Gather all lines in the data that hold the string "chevron".

[Dataset excerpts]
**********
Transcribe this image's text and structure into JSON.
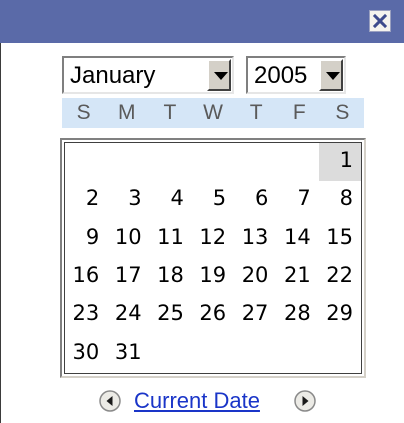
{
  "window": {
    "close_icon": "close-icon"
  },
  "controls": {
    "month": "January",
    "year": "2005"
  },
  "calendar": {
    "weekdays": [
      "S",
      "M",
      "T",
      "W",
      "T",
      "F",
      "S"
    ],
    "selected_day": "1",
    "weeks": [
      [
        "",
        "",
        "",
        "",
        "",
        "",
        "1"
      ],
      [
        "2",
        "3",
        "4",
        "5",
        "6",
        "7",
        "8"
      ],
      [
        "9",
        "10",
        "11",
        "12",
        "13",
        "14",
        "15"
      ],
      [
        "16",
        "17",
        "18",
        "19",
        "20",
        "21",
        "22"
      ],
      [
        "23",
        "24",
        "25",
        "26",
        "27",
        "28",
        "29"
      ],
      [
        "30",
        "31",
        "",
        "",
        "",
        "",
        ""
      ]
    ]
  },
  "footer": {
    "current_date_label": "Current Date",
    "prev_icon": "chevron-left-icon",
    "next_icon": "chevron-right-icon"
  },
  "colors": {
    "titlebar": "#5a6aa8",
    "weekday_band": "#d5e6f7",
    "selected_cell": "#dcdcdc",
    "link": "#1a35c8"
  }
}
**********
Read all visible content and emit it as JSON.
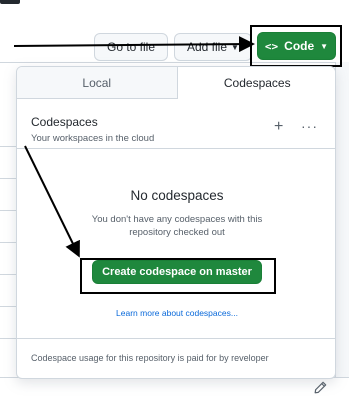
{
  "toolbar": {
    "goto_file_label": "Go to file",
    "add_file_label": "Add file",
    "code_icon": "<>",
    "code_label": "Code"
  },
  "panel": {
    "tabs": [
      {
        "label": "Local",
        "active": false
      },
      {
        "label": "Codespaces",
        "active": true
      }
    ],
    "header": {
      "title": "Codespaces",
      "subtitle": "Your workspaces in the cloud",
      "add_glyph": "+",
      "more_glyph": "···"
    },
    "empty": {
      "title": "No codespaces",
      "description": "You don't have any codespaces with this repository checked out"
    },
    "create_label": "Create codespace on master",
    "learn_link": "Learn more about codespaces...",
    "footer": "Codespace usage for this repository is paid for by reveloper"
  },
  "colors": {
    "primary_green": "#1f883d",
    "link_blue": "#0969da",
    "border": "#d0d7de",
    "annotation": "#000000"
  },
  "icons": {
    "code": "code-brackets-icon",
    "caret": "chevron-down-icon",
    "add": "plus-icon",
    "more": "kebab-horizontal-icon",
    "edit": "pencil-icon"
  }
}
**********
**RIGHT ANSWER**
    "prev_icon": "chevron-left-icon",
    "next_icon": "chevron-right-icon"
    "caret": "chevron-down-icon",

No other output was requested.